> **ЦЕЛЬ ЗАДАНИЯ**
Перепишите без изменений строки записей между той, где стоит "nuclear-label-2025: 7 — [300, 348, 307, 363]", и той, где стоит "nuclear-label-2011: 3,4 — [15, 361, 34, 376]", включительно.

┌────────

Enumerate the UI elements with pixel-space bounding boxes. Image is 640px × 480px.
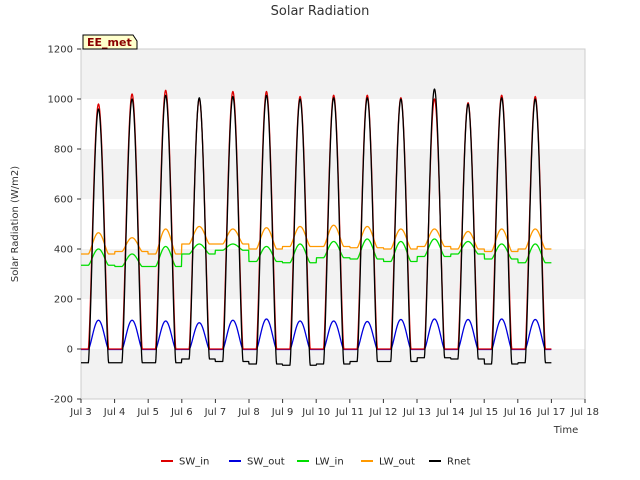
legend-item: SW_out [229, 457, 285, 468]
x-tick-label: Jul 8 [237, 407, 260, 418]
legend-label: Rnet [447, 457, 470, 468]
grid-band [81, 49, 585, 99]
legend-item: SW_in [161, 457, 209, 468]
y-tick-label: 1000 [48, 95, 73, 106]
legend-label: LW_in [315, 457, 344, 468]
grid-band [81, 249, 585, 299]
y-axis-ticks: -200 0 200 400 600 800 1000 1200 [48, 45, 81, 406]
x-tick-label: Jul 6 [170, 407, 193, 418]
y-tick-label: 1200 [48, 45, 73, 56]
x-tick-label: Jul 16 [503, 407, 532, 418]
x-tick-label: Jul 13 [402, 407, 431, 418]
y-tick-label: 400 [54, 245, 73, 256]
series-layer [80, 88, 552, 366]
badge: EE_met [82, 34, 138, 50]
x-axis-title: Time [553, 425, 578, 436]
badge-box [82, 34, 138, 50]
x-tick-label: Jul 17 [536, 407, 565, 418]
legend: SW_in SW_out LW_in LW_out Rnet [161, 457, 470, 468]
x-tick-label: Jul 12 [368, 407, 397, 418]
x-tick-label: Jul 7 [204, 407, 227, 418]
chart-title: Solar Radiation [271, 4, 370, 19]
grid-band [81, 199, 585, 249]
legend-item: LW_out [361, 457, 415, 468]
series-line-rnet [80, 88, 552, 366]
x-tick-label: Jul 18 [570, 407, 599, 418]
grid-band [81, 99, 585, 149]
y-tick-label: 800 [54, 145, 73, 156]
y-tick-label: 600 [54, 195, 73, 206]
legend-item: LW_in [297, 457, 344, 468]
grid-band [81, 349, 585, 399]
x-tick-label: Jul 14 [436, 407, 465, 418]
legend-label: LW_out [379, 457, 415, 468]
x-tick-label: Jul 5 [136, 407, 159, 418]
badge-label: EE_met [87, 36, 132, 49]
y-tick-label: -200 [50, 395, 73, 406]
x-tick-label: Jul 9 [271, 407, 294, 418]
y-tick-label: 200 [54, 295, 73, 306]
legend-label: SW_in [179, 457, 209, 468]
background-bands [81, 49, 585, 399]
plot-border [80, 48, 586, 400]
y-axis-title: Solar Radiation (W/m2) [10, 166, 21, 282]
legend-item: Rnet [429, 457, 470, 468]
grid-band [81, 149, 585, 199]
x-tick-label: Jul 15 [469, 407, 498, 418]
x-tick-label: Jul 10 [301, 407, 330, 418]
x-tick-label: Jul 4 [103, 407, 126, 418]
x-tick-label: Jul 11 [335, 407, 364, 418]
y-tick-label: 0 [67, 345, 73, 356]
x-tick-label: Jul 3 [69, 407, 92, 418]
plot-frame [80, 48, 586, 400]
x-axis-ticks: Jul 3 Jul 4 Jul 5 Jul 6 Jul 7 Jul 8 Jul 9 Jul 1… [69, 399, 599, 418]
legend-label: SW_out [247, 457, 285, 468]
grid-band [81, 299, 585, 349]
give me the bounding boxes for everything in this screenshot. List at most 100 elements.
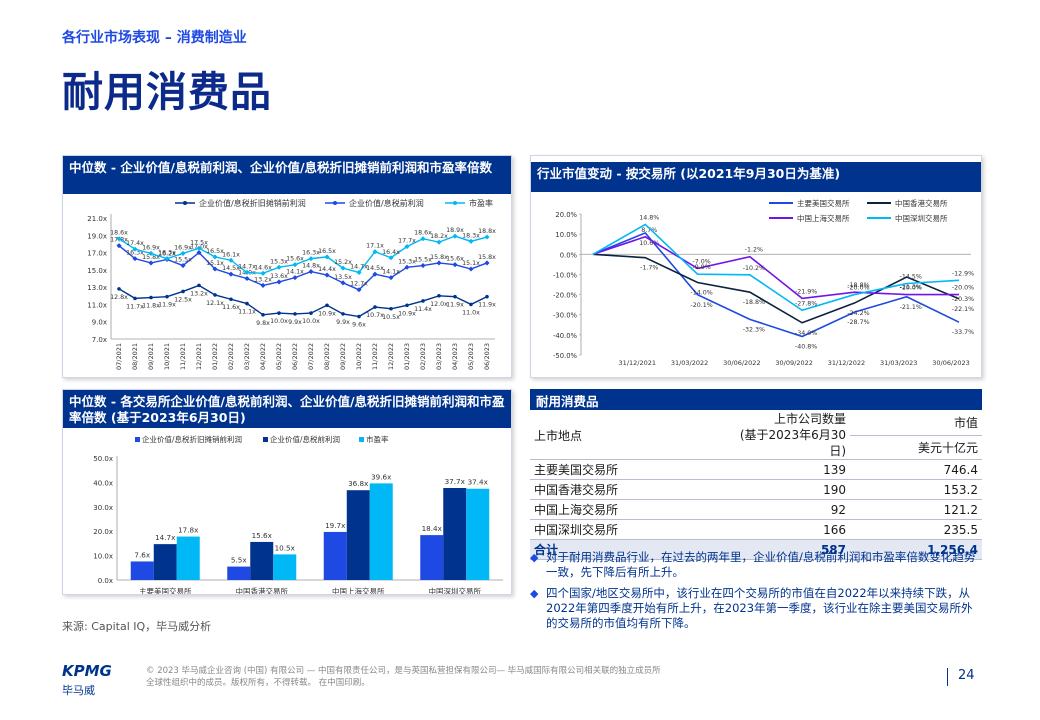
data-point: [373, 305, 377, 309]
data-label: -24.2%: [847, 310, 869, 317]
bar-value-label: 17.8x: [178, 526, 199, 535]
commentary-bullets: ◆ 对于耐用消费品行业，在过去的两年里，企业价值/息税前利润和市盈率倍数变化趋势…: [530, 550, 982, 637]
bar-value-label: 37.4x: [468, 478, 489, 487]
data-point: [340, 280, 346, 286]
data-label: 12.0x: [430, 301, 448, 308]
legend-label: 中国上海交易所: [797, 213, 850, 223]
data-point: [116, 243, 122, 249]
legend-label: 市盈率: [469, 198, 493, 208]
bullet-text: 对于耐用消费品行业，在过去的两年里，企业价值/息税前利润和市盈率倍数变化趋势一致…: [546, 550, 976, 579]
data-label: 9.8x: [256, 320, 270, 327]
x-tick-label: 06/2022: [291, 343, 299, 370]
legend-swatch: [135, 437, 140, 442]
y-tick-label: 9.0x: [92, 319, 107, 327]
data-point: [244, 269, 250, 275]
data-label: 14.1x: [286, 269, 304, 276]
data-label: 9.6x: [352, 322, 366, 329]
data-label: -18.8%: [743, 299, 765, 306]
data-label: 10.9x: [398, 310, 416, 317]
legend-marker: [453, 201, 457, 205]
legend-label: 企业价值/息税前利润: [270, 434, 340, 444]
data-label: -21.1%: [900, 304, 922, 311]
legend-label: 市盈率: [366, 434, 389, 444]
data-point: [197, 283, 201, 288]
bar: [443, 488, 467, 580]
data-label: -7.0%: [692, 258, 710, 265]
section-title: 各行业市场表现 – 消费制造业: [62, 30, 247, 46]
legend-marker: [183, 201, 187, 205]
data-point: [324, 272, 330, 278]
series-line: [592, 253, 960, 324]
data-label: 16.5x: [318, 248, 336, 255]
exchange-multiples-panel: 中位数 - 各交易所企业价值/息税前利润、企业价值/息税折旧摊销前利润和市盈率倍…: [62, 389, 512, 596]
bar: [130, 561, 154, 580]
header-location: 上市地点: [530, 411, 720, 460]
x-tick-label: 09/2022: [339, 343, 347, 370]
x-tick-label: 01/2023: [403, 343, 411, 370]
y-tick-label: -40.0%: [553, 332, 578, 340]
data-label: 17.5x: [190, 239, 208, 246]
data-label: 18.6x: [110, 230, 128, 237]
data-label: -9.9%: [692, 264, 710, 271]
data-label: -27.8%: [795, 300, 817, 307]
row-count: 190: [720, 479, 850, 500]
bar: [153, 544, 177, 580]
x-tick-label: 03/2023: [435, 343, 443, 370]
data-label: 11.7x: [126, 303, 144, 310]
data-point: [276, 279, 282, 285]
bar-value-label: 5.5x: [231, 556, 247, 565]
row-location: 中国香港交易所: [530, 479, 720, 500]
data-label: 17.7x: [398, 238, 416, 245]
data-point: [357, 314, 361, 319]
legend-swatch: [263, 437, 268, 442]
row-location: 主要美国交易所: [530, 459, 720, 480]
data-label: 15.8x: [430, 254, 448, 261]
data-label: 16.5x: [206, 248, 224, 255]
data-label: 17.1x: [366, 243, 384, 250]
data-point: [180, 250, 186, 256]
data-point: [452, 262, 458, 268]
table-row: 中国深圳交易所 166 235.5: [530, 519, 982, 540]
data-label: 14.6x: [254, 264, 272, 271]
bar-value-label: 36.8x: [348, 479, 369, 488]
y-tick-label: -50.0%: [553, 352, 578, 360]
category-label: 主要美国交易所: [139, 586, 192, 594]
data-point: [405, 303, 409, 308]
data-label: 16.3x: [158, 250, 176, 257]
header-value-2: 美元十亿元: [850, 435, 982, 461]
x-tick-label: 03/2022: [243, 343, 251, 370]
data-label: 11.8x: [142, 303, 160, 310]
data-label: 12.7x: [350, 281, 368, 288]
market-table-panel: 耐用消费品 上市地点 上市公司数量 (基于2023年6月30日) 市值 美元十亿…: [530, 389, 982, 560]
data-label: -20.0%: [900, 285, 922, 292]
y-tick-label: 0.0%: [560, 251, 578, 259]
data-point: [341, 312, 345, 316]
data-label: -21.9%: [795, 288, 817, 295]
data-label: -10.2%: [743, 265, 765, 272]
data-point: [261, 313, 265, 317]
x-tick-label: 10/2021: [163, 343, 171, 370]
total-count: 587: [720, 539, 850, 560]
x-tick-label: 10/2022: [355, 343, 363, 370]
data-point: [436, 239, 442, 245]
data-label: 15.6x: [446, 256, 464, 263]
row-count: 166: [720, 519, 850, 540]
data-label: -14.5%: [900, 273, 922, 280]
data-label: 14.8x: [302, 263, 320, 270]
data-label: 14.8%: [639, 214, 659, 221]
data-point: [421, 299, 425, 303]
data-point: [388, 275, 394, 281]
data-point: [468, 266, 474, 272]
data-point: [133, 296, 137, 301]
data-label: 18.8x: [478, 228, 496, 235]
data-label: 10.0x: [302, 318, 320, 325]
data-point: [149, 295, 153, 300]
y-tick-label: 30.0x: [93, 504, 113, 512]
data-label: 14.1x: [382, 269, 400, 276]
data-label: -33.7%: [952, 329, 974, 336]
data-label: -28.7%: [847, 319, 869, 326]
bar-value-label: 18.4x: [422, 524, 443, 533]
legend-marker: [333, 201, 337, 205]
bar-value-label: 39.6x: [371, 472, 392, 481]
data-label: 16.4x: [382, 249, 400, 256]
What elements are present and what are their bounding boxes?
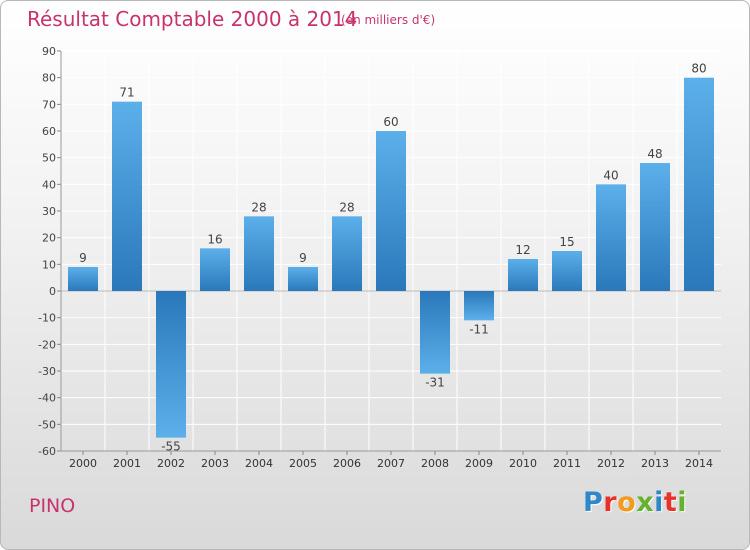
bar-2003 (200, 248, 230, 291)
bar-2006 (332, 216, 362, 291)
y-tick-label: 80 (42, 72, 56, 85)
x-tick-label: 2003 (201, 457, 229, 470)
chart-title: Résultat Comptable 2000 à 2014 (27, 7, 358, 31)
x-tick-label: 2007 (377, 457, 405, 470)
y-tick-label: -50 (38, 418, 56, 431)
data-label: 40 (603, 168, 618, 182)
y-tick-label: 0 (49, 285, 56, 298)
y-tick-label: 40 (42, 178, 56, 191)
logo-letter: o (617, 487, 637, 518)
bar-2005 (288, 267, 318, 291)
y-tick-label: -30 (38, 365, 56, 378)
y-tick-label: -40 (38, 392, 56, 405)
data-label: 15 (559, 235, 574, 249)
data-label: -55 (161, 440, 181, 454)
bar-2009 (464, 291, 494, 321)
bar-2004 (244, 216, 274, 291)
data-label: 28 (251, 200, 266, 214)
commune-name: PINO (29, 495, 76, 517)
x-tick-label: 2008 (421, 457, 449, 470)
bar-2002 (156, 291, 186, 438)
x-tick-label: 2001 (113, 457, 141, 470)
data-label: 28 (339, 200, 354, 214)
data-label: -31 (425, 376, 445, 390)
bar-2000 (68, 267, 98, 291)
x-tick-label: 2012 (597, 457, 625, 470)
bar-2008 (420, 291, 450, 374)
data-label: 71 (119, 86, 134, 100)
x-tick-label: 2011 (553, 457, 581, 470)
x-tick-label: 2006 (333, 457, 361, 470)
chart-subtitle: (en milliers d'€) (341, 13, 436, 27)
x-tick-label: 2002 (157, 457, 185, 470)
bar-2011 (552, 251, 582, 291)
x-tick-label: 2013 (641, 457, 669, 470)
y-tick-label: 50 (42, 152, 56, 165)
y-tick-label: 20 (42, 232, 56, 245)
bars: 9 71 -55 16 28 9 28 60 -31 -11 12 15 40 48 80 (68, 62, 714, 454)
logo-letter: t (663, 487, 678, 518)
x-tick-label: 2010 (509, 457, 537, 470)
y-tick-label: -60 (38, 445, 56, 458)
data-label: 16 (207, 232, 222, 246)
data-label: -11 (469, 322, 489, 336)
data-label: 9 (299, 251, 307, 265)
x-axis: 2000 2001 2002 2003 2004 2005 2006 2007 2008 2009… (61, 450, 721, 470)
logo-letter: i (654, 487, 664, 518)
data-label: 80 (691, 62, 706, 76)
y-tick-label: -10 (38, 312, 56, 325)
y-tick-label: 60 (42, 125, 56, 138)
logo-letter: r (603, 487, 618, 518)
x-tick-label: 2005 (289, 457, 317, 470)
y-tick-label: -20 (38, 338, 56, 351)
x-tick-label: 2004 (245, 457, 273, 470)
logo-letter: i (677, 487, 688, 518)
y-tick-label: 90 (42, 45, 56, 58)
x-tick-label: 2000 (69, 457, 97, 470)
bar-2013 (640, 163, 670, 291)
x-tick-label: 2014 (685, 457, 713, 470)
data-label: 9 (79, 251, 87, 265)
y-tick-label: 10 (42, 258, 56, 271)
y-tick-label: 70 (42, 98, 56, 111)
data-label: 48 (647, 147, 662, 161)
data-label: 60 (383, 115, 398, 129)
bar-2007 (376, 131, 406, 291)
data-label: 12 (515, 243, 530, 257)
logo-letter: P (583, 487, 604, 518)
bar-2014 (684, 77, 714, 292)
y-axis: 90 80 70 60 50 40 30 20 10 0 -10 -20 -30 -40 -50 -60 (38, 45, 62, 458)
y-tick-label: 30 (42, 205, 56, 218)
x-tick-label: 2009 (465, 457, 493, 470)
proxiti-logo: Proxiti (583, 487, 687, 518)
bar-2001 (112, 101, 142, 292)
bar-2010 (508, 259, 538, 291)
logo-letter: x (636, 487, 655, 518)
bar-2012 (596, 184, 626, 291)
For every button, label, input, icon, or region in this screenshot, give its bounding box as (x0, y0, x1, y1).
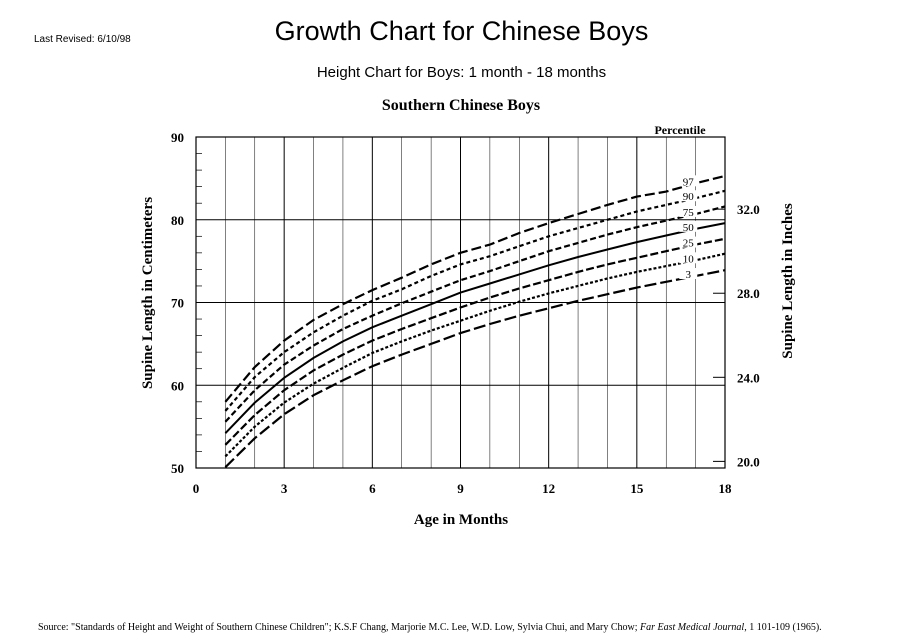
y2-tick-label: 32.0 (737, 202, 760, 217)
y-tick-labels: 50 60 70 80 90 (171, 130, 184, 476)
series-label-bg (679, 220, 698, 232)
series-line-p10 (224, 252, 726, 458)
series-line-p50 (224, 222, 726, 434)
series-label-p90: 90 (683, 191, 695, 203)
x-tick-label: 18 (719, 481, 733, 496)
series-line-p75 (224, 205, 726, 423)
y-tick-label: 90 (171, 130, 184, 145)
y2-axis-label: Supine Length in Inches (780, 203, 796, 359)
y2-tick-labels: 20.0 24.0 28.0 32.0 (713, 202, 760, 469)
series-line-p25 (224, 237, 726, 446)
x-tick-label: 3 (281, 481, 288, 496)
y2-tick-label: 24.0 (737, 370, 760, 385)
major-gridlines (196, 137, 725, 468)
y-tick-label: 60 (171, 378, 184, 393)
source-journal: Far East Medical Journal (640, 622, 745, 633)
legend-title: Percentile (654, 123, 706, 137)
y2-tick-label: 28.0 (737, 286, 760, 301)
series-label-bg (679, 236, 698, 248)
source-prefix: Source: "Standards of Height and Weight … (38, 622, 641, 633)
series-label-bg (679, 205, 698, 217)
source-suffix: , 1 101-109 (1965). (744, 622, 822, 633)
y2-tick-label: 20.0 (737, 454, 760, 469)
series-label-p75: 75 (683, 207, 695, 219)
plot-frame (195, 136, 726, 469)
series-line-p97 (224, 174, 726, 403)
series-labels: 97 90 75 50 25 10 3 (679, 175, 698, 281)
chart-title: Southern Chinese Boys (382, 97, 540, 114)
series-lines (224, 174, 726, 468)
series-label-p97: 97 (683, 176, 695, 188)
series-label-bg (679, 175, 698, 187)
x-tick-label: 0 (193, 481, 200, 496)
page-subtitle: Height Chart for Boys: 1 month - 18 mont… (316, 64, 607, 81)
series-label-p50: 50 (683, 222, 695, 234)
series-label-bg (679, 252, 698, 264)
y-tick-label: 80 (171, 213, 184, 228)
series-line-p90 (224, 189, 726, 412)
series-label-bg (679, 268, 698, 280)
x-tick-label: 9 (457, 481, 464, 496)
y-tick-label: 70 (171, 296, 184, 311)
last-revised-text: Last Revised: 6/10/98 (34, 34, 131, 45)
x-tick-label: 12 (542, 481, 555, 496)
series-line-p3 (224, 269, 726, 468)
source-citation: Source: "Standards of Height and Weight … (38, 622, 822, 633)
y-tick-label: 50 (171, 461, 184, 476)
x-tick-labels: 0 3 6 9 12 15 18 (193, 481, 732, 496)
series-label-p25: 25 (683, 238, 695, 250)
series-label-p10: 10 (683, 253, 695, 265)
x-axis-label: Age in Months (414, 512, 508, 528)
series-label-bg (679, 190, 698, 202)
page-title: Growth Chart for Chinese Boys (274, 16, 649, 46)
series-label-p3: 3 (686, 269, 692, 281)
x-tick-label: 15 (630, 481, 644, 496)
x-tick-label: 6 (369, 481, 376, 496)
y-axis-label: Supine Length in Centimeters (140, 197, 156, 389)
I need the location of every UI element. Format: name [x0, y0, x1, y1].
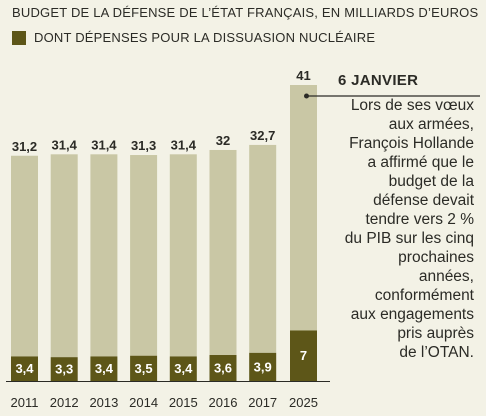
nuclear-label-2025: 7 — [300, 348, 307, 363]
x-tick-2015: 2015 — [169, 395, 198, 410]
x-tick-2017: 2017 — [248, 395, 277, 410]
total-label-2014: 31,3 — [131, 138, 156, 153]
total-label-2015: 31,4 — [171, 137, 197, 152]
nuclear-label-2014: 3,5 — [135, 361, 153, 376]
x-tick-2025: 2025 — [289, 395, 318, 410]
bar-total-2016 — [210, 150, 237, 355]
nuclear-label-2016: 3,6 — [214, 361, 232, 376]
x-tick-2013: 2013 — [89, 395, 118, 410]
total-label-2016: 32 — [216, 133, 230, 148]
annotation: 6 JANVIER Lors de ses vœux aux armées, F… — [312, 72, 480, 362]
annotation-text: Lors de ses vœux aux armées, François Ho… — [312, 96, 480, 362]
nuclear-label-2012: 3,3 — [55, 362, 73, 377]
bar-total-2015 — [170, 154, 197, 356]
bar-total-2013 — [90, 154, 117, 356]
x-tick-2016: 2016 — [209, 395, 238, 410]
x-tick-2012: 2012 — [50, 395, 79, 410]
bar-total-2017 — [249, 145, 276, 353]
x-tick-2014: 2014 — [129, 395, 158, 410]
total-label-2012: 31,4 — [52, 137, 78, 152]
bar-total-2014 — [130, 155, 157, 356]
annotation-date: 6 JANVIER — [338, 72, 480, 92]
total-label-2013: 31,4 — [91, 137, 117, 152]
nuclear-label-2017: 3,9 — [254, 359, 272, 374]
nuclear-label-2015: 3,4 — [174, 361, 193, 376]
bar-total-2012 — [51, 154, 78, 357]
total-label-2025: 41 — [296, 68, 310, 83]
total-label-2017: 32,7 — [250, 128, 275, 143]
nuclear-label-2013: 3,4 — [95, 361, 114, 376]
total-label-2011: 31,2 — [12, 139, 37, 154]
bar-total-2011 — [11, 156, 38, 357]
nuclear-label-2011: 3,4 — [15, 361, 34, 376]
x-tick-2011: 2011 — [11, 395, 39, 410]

└────────

> **РЕЗУЛЬТАТ ВЫПОЛНЕНИЯ**
nuclear-label-2025: 7 — [300, 348, 307, 363]
x-tick-2015: 2015 — [169, 395, 198, 410]
x-tick-2017: 2017 — [248, 395, 277, 410]
total-label-2014: 31,3 — [131, 138, 156, 153]
total-label-2015: 31,4 — [171, 137, 197, 152]
nuclear-label-2014: 3,5 — [135, 361, 153, 376]
x-tick-2025: 2025 — [289, 395, 318, 410]
bar-total-2016 — [210, 150, 237, 355]
nuclear-label-2016: 3,6 — [214, 361, 232, 376]
x-tick-2013: 2013 — [89, 395, 118, 410]
total-label-2016: 32 — [216, 133, 230, 148]
annotation: 6 JANVIER Lors de ses vœux aux armées, F… — [312, 72, 480, 362]
annotation-text: Lors de ses vœux aux armées, François Ho… — [312, 96, 480, 362]
nuclear-label-2012: 3,3 — [55, 362, 73, 377]
bar-total-2015 — [170, 154, 197, 356]
bar-total-2013 — [90, 154, 117, 356]
x-tick-2016: 2016 — [209, 395, 238, 410]
x-tick-2012: 2012 — [50, 395, 79, 410]
bar-total-2017 — [249, 145, 276, 353]
x-tick-2014: 2014 — [129, 395, 158, 410]
total-label-2012: 31,4 — [52, 137, 78, 152]
bar-total-2014 — [130, 155, 157, 356]
annotation-date: 6 JANVIER — [338, 72, 480, 92]
total-label-2013: 31,4 — [91, 137, 117, 152]
nuclear-label-2017: 3,9 — [254, 359, 272, 374]
nuclear-label-2015: 3,4 — [174, 361, 193, 376]
bar-total-2012 — [51, 154, 78, 357]
total-label-2025: 41 — [296, 68, 310, 83]
total-label-2017: 32,7 — [250, 128, 275, 143]
nuclear-label-2013: 3,4 — [95, 361, 114, 376]
total-label-2011: 31,2 — [12, 139, 37, 154]
bar-total-2011 — [11, 156, 38, 357]
nuclear-label-2011: 3,4 — [15, 361, 34, 376]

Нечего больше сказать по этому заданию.